* **Task details**
Keep the pictures out of the copy and repeat the records exactly.

※ ※ ※

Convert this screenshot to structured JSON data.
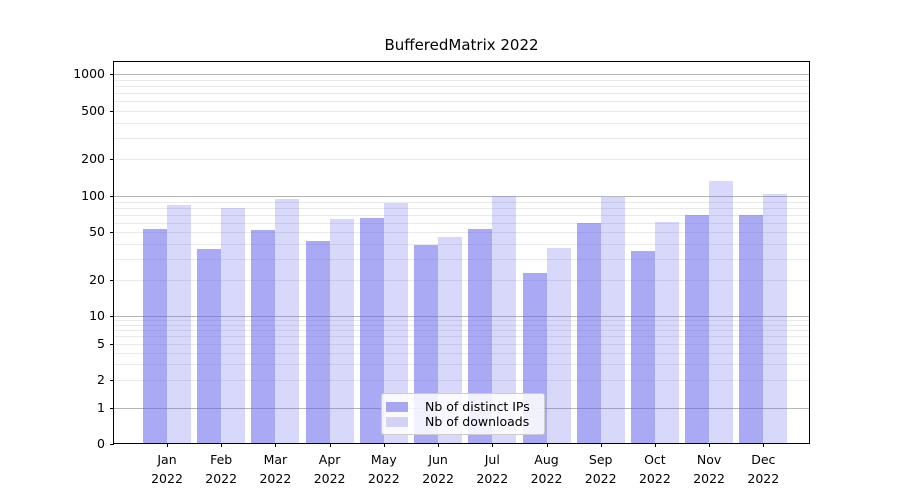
{
  "chart_data": {
    "type": "bar",
    "title": "BufferedMatrix 2022",
    "categories": [
      "Jan 2022",
      "Feb 2022",
      "Mar 2022",
      "Apr 2022",
      "May 2022",
      "Jun 2022",
      "Jul 2022",
      "Aug 2022",
      "Sep 2022",
      "Oct 2022",
      "Nov 2022",
      "Dec 2022"
    ],
    "series": [
      {
        "name": "Nb of distinct IPs",
        "base_color": "#6868EB",
        "alpha": 0.56,
        "values": [
          53,
          36,
          52,
          42,
          66,
          39,
          53,
          23,
          60,
          35,
          70,
          69
        ]
      },
      {
        "name": "Nb of downloads",
        "base_color": "#6868EB",
        "alpha": 0.26,
        "values": [
          85,
          80,
          94,
          64,
          88,
          46,
          100,
          37,
          99,
          61,
          133,
          104
        ]
      }
    ],
    "yscale": "symlog",
    "yticks": [
      1000,
      500,
      200,
      100,
      50,
      20,
      10,
      5,
      2,
      1,
      0
    ],
    "ylim": [
      0,
      1280
    ],
    "xlabel": "",
    "ylabel": "",
    "grid": {
      "on": true,
      "major_color": "#b5b5b5",
      "minor_color": "#e9e9e9"
    },
    "legend": {
      "position": "lower-center"
    },
    "axis_color": "#000000",
    "background": "#ffffff"
  }
}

※ ※ ※

* **Correct response**
Convert this screenshot to structured JSON data.
{
  "chart_data": {
    "type": "bar",
    "title": "BufferedMatrix 2022",
    "categories": [
      "Jan 2022",
      "Feb 2022",
      "Mar 2022",
      "Apr 2022",
      "May 2022",
      "Jun 2022",
      "Jul 2022",
      "Aug 2022",
      "Sep 2022",
      "Oct 2022",
      "Nov 2022",
      "Dec 2022"
    ],
    "series": [
      {
        "name": "Nb of distinct IPs",
        "base_color": "#6868EB",
        "alpha": 0.56,
        "values": [
          53,
          36,
          52,
          42,
          66,
          39,
          53,
          23,
          60,
          35,
          70,
          69
        ]
      },
      {
        "name": "Nb of downloads",
        "base_color": "#6868EB",
        "alpha": 0.26,
        "values": [
          85,
          80,
          94,
          64,
          88,
          46,
          100,
          37,
          99,
          61,
          133,
          104
        ]
      }
    ],
    "yscale": "symlog",
    "yticks": [
      1000,
      500,
      200,
      100,
      50,
      20,
      10,
      5,
      2,
      1,
      0
    ],
    "ylim": [
      0,
      1280
    ],
    "xlabel": "",
    "ylabel": "",
    "grid": {
      "on": true,
      "major_color": "#b5b5b5",
      "minor_color": "#e9e9e9"
    },
    "legend": {
      "position": "lower-center"
    },
    "axis_color": "#000000",
    "background": "#ffffff"
  }
}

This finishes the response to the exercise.